Tasks ->
- a) Translate this sentence from the article note on the in-person reopening plan into French: "I was doing prep work on campus earlier this week, and most of the visible efforts seem to be more performative than effective."
- b) Answer these questions using the article note on the in-person reopening plan:
(i) According to the testing plan described, which groups are not tested?
(ii) About what share of capacity does the writer estimate the student center food services can handle?
(iii) What role does the writer state that they hold?

Reading passage ->

++++

Have questions for UK about the upcoming semester? : UniversityofKentucky

Source: Published articles

Article note: Is this in-person reopening plan actually supposed to be viable, or is it just theater to get students to commit before an inevitable outbreak and shutdown? I was doing prep work on campus earlier this week, and most of the visible efforts seem to be more performative than effective. Lots of disingenuous blame-shifting signs like "Please physically distance by 6ft on this busy 4ft wide path" and "Elevator occupancy 2; go heavy-breathe on each other in the crowded stairwell." Similarly, the "test every student (but not staff or faculty) once sometime vaguely around their arrival" plan seems like an effort to check the testing box rather than accomplish any practical goal. Likewise, the food services in the student center looks like they can handle about 25% capacity while sending customers out to fend for themselves for a safe place to unmask and eat, which was frankly not that easy even with the tiny fraction of people already back. As someone else [pointed out a few days ago](https://old.reddit.com/r/UniversityofKentucky/comments/i3xc0h/a_vent_re_the_absurdity_of_in_person_classes/), allowed room occupancy vs. enrollment is tilted such that many in person courses will be "in person" in name only even in a best-case scenario. Enough at-risk students are already getting in touch about remote options that it seems most courses will need to provide all-remote options even _before_ the quarantine and illness absences start to stack up and/or we go full remote following a probable outbreak, so effort for in-person instruction is feeling increasingly futile. As an instructor trying to do right by my students, while I appreciate that there are difficult decisions being considered at the every level, I'm increasingly frustrated by the lack of credible planning coming down from above, and the decisions it is forcing me to make for the upcoming semester. Realistic, honest planning for an all-remote semester with early resource commitment would have offered a better experience than wasting time and resources planning for an infeasible in-person scenario, then having another hasty "unplanned" shutdown with students who were promised something else.

++++

Data for review ->
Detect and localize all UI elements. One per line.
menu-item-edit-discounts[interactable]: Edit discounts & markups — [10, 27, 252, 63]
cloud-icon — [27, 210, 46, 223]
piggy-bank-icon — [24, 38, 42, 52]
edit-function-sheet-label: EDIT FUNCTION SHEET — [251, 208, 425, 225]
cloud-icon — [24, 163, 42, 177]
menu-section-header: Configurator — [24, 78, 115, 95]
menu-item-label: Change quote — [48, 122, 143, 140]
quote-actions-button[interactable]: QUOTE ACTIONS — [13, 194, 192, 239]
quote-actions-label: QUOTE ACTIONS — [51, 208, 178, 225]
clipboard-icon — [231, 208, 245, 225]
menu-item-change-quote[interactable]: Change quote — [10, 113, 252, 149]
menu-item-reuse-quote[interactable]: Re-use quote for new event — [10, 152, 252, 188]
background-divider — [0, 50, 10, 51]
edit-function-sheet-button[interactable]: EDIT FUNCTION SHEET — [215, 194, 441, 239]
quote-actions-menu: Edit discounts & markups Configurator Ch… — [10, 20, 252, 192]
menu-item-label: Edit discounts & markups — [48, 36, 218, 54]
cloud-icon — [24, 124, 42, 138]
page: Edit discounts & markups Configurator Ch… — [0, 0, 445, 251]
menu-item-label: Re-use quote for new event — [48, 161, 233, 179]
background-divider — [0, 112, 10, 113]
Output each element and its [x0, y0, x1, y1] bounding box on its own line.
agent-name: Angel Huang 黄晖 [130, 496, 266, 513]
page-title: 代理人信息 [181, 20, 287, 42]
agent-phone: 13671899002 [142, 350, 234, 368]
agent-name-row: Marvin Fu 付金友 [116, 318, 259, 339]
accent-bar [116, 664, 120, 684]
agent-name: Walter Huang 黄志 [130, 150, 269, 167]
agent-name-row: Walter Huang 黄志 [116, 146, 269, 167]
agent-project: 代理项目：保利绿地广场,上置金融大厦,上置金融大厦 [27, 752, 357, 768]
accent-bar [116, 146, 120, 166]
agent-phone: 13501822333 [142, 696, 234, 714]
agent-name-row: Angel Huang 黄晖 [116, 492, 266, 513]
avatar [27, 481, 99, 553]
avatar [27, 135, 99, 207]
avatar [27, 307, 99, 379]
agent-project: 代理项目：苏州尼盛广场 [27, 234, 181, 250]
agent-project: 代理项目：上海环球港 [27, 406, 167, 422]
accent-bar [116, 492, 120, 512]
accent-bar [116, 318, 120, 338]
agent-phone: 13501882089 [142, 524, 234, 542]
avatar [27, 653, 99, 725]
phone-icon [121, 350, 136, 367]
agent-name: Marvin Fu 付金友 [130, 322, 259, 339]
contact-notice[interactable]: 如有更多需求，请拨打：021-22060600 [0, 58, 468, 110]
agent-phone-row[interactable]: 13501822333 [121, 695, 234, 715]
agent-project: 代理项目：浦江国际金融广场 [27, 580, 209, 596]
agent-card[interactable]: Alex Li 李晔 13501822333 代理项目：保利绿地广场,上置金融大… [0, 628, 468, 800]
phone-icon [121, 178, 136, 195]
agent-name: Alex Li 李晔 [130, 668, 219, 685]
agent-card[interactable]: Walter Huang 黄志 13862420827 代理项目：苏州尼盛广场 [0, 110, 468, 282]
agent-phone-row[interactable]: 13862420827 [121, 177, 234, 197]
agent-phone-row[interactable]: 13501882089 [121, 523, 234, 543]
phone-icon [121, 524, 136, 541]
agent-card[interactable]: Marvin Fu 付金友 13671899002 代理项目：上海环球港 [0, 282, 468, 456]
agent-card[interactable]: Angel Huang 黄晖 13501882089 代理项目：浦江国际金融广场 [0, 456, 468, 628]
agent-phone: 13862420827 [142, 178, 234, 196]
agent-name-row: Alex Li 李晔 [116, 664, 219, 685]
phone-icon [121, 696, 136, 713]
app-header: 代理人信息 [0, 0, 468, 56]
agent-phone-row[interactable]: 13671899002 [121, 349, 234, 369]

++++

Solved tasks ->
- a) J'effectuais des travaux de préparation sur le campus plus tôt cette semaine, et la plupart des efforts visibles semblent relever davantage de la mise en scène que de l'efficacité.

- b)
(i) Staff and faculty.
(ii) About 25%.
(iii) Instructor.